__Tugas 1__
Tulis kembali bagian kutipan tentang self assessment, mulai dari kata-kata yang memuat "PajakOnline.com—Self assessment adalah" dan berhenti setelah "perpajakannya secara mandiri.". Ganti "kepercayaan" dengan "keyakinan".
__Tugas 2__
Dalam kutipan tentang self assessment, apa yang didapat wajib pajak dengan mendaftarkan dirinya?

__Kutipan Sumber__
PajakOnline.com—Self assessment adalah sistem pemungutan pajak yang memberi kepercayaan dan tanggung-jawab kepada wajib pajak untuk berinisiatif dalam mendaftarkan dirinya agar mendapatkan Nomor Pokok Wajib Pajak (NPWP) dan mengurus segala urusan perpajakannya secara mandiri.
Sesuai dengan pengertiannya, di dalam sistem ini wajib pajak akan berinisiatif dalam kegiatan menghitung dan memungut pajaknya sendiri. Dalam hal ini, wajib pajak dianggap bisa menghitung pajak, mempunyai kejujuran yang tinggi dan menyadari pentingnya membayarkan pajak, serta memahami undang-undang perpajakan yang berlaku.

Data koordinat tata letak
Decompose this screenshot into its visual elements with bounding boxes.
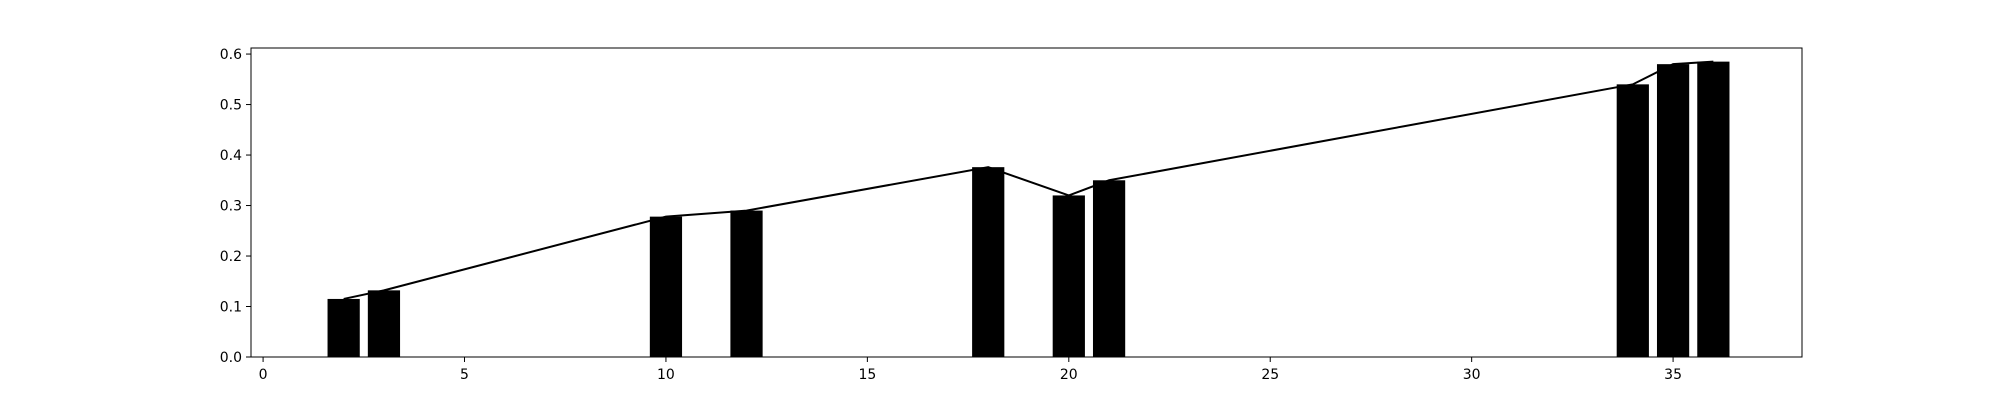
bar bbox=[649, 216, 683, 357]
x-tick-label: 0 bbox=[259, 367, 268, 383]
y-tick-label: 0.1 bbox=[220, 300, 242, 316]
bar bbox=[1616, 84, 1649, 357]
y-tick-label: 0.6 bbox=[220, 47, 242, 63]
y-tick-label: 0.3 bbox=[220, 199, 242, 215]
x-tick-label: 5 bbox=[460, 367, 469, 383]
x-tick-label: 25 bbox=[1261, 367, 1279, 383]
axes-frame bbox=[250, 47, 1803, 358]
x-tick-label: 35 bbox=[1664, 367, 1682, 383]
bar bbox=[730, 210, 763, 357]
bar bbox=[1656, 64, 1690, 357]
y-tick-label: 0.5 bbox=[220, 98, 242, 114]
x-tick-label: 15 bbox=[858, 367, 876, 383]
x-tick-label: 30 bbox=[1463, 367, 1481, 383]
y-axis-ticks: 0.0 0.1 0.2 0.3 0.4 0.5 0.6 bbox=[220, 47, 251, 366]
bars-layer bbox=[327, 61, 1730, 357]
series-line bbox=[343, 60, 1714, 300]
x-axis-ticks: 0 5 10 15 20 25 30 35 bbox=[259, 357, 1682, 383]
x-tick-label: 20 bbox=[1060, 367, 1078, 383]
bar bbox=[1052, 195, 1085, 357]
x-tick-label: 10 bbox=[657, 367, 675, 383]
y-tick-label: 0.4 bbox=[220, 148, 242, 164]
bar bbox=[1697, 61, 1730, 357]
bar bbox=[367, 290, 401, 357]
bar bbox=[327, 298, 360, 357]
bar bbox=[972, 167, 1005, 357]
bar bbox=[1092, 180, 1126, 357]
line-layer bbox=[343, 60, 1714, 300]
y-tick-label: 0.0 bbox=[220, 350, 242, 366]
y-tick-label: 0.2 bbox=[220, 249, 242, 265]
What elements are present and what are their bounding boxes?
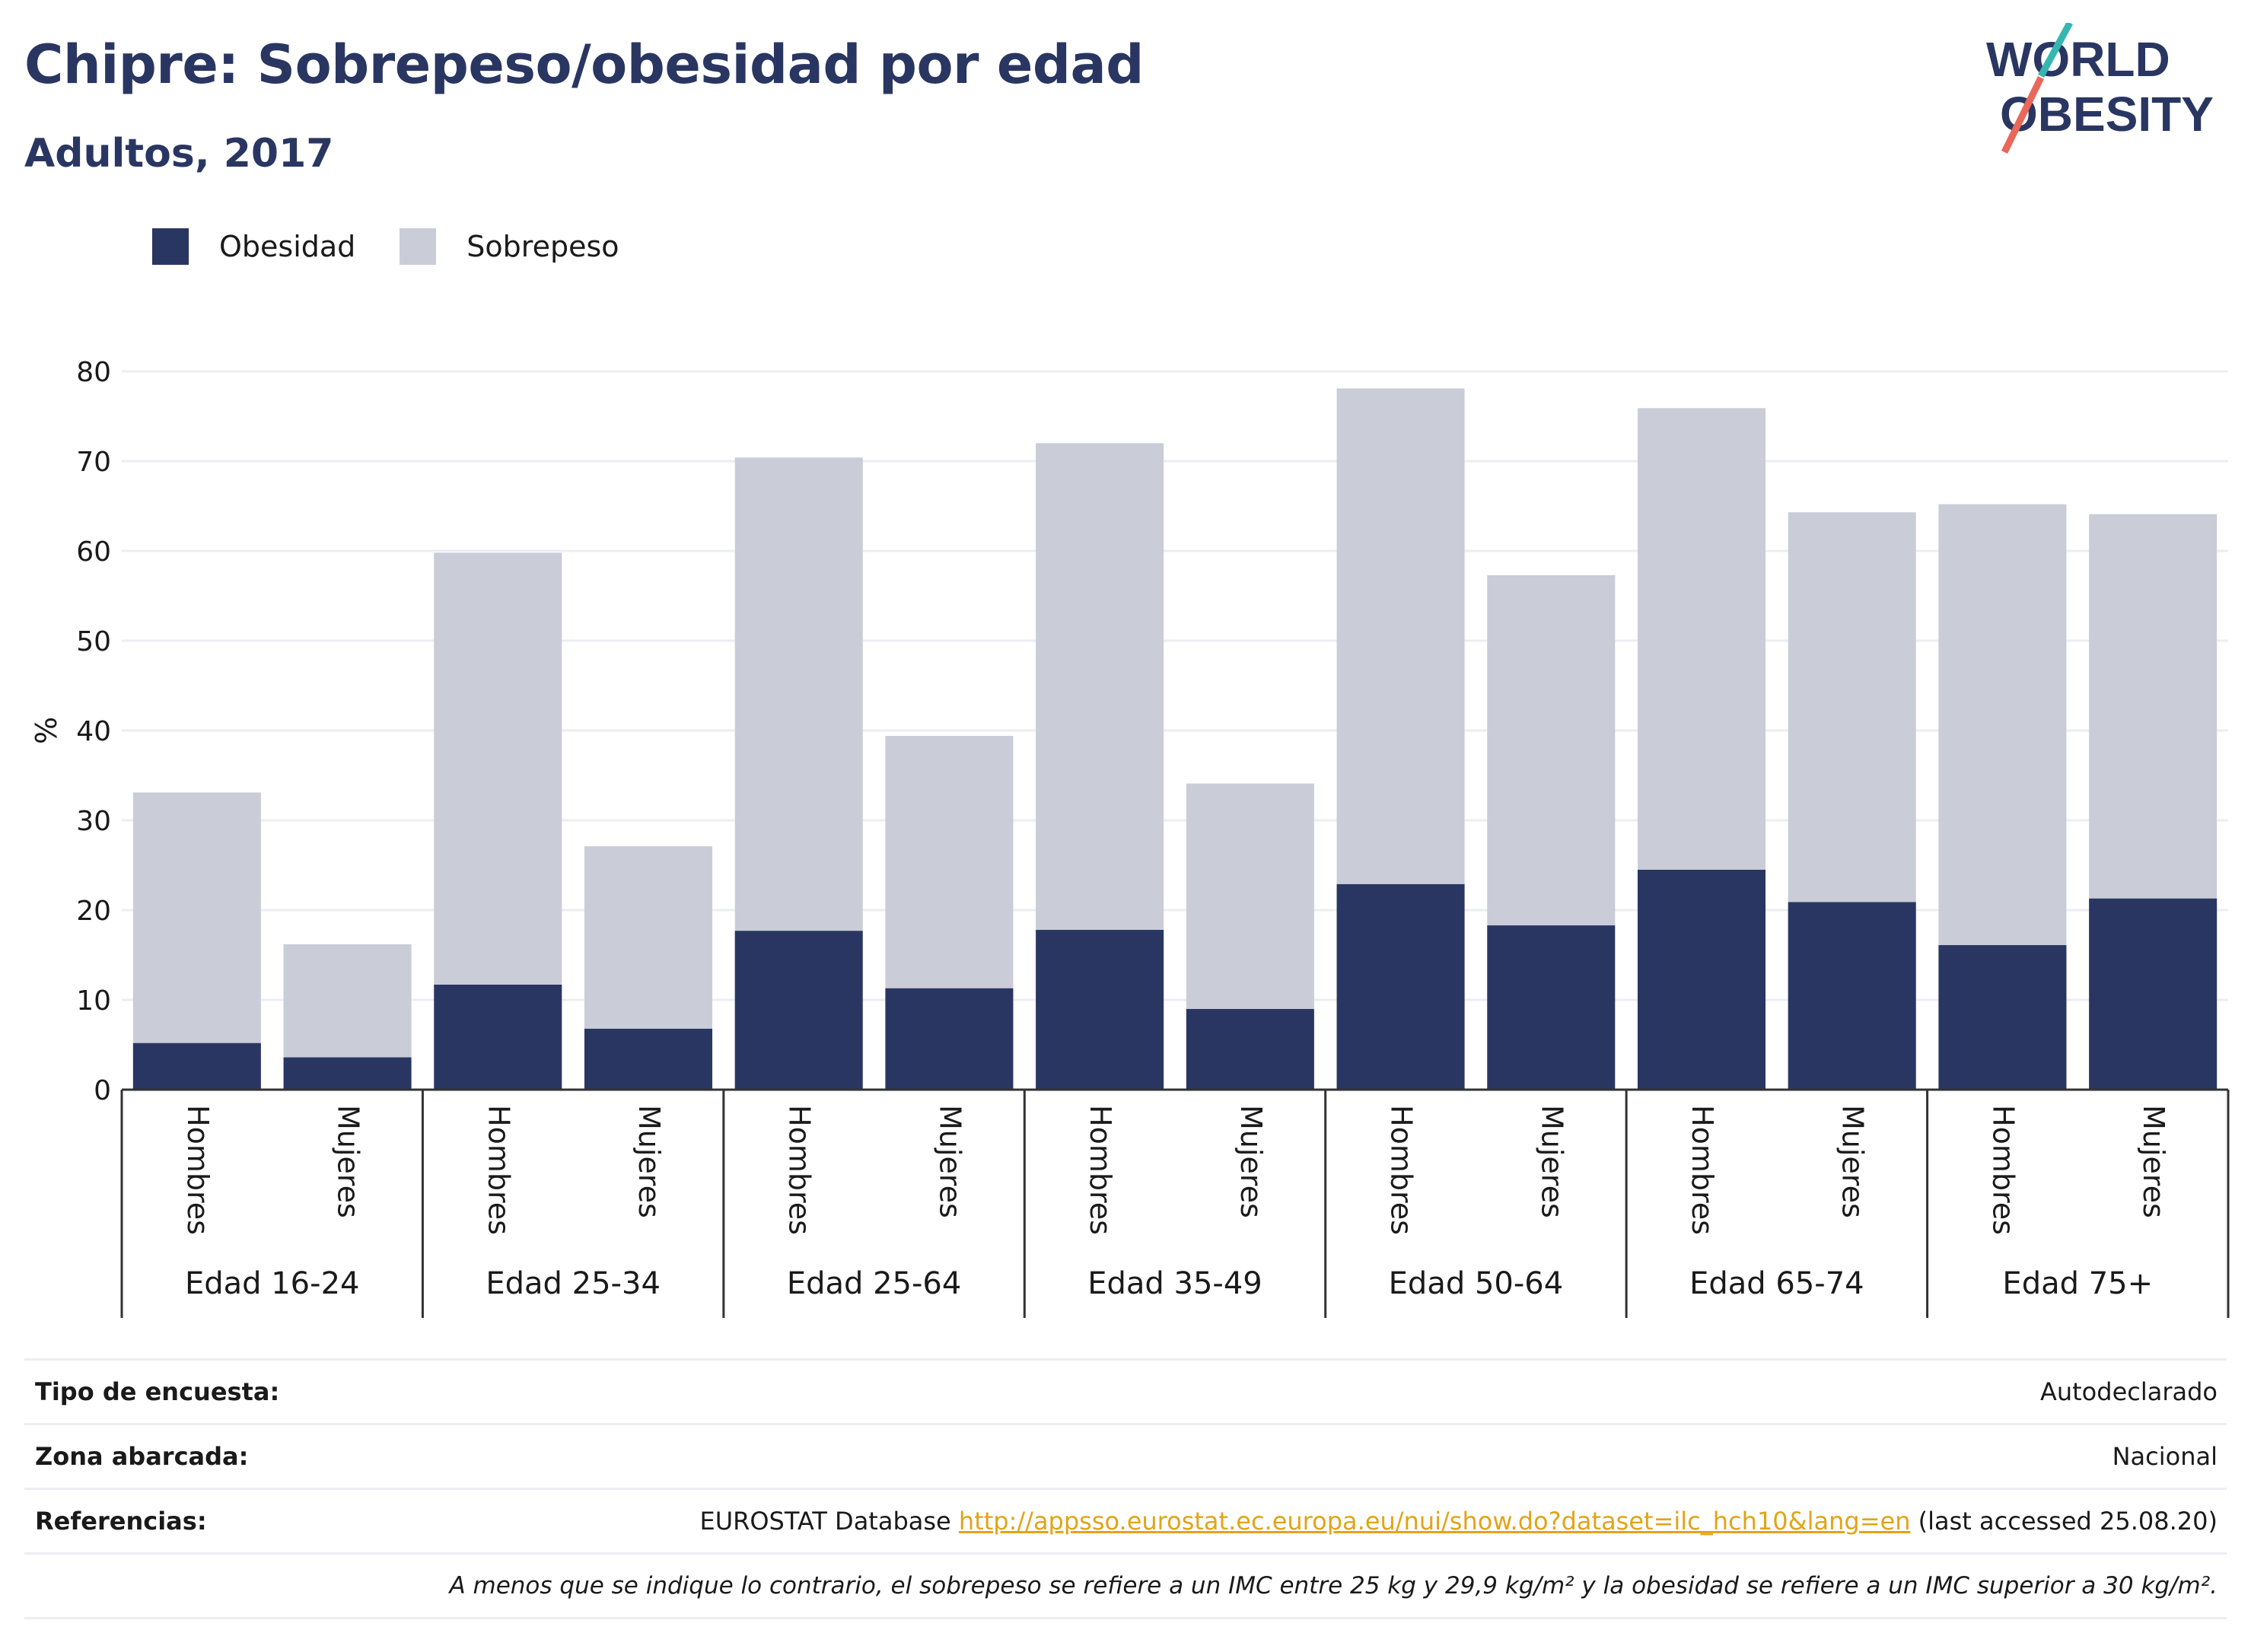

__Jawaban 1__
PajakOnline.com—Self assessment adalah sistem pemungutan pajak yang memberi keyakinan dan tanggung-jawab kepada wajib pajak untuk berinisiatif dalam mendaftarkan dirinya agar mendapatkan Nomor Pokok Wajib Pajak (NPWP) dan mengurus segala urusan perpajakannya secara mandiri.

__Jawaban 2__
Nomor Pokok Wajib Pajak (NPWP).